__Given exercise__
Retype all the entries word for word, but omit the pictures.

__Supplied material__

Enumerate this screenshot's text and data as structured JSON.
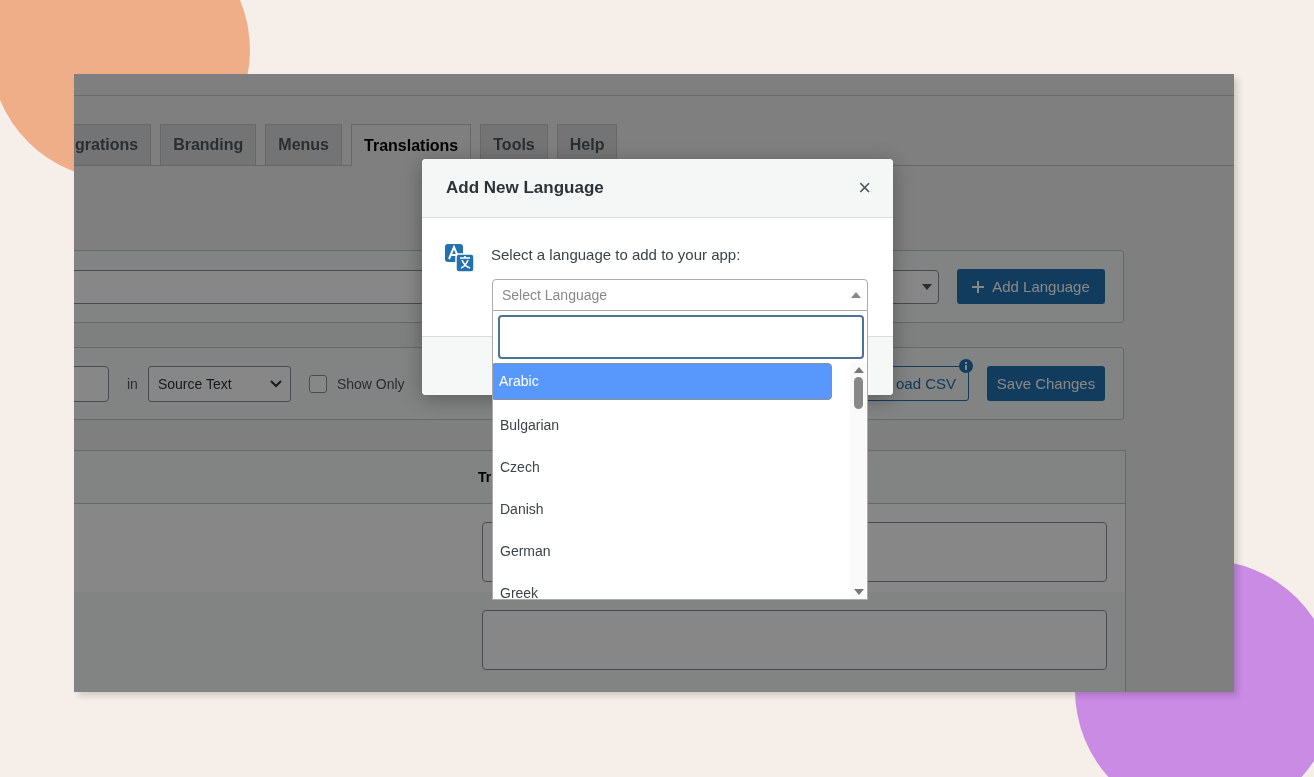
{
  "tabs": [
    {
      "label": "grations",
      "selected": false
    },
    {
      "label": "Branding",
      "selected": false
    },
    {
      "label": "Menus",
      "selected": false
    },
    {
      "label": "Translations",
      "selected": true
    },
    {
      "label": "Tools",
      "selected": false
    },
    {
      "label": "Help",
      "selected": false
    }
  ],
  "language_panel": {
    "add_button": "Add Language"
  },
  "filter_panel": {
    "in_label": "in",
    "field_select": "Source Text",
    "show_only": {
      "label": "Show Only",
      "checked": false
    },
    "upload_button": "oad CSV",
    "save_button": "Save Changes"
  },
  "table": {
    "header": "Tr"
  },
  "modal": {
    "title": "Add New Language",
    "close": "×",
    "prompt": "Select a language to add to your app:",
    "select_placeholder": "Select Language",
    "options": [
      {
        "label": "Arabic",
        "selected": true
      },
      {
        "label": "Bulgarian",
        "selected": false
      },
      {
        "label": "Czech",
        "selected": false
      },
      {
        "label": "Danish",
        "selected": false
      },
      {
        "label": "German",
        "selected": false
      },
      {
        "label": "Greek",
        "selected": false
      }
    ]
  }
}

__Reply to the exercise__
Enumerate this screenshot's text and data as structured JSON.
{
  "tabs": [
    {
      "label": "grations",
      "selected": false
    },
    {
      "label": "Branding",
      "selected": false
    },
    {
      "label": "Menus",
      "selected": false
    },
    {
      "label": "Translations",
      "selected": true
    },
    {
      "label": "Tools",
      "selected": false
    },
    {
      "label": "Help",
      "selected": false
    }
  ],
  "language_panel": {
    "add_button": "Add Language"
  },
  "filter_panel": {
    "in_label": "in",
    "field_select": "Source Text",
    "show_only": {
      "label": "Show Only",
      "checked": false
    },
    "upload_button": "oad CSV",
    "save_button": "Save Changes"
  },
  "table": {
    "header": "Tr"
  },
  "modal": {
    "title": "Add New Language",
    "close": "×",
    "prompt": "Select a language to add to your app:",
    "select_placeholder": "Select Language",
    "options": [
      {
        "label": "Arabic",
        "selected": true
      },
      {
        "label": "Bulgarian",
        "selected": false
      },
      {
        "label": "Czech",
        "selected": false
      },
      {
        "label": "Danish",
        "selected": false
      },
      {
        "label": "German",
        "selected": false
      },
      {
        "label": "Greek",
        "selected": false
      }
    ]
  }
}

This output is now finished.